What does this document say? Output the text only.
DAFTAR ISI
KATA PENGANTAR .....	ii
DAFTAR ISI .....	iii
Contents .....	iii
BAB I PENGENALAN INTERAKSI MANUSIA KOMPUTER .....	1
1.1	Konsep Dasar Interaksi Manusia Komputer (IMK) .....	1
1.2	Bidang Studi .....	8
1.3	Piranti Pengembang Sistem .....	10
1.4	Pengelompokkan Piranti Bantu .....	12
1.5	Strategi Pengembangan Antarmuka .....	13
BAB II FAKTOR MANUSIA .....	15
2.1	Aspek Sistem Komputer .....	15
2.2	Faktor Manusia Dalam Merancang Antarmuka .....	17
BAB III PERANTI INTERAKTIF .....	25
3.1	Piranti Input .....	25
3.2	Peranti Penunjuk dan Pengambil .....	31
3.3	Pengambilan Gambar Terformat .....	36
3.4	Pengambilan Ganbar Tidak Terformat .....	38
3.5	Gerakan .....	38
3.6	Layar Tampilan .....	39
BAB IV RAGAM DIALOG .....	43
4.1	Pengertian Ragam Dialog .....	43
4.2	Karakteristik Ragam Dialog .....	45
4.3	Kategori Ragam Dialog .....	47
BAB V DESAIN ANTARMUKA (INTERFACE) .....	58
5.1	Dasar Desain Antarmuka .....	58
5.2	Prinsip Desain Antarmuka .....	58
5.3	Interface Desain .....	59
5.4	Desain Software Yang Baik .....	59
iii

____

**EXERCISE DETAILS**
Transcribe every entry verbatim.

**OUTPUT FOR THIS EXERCISE**
What does this document say? Output the text only.
DAFTAR ISI
KATA PENGANTAR .....	ii
DAFTAR ISI .....	iii
Contents .....	iii
BAB I PENGENALAN INTERAKSI MANUSIA KOMPUTER .....	1
1.1	Konsep Dasar Interaksi Manusia Komputer (IMK) .....	1
1.2	Bidang Studi .....	8
1.3	Piranti Pengembang Sistem .....	10
1.4	Pengelompokkan Piranti Bantu .....	12
1.5	Strategi Pengembangan Antarmuka .....	13
BAB II FAKTOR MANUSIA .....	15
2.1	Aspek Sistem Komputer .....	15
2.2	Faktor Manusia Dalam Merancang Antarmuka .....	17
BAB III PERANTI INTERAKTIF .....	25
3.1	Piranti Input .....	25
3.2	Peranti Penunjuk dan Pengambil .....	31
3.3	Pengambilan Gambar Terformat .....	36
3.4	Pengambilan Ganbar Tidak Terformat .....	38
3.5	Gerakan .....	38
3.6	Layar Tampilan .....	39
BAB IV RAGAM DIALOG .....	43
4.1	Pengertian Ragam Dialog .....	43
4.2	Karakteristik Ragam Dialog .....	45
4.3	Kategori Ragam Dialog .....	47
BAB V DESAIN ANTARMUKA (INTERFACE) .....	58
5.1	Dasar Desain Antarmuka .....	58
5.2	Prinsip Desain Antarmuka .....	58
5.3	Interface Desain .....	59
5.4	Desain Software Yang Baik .....	59
iii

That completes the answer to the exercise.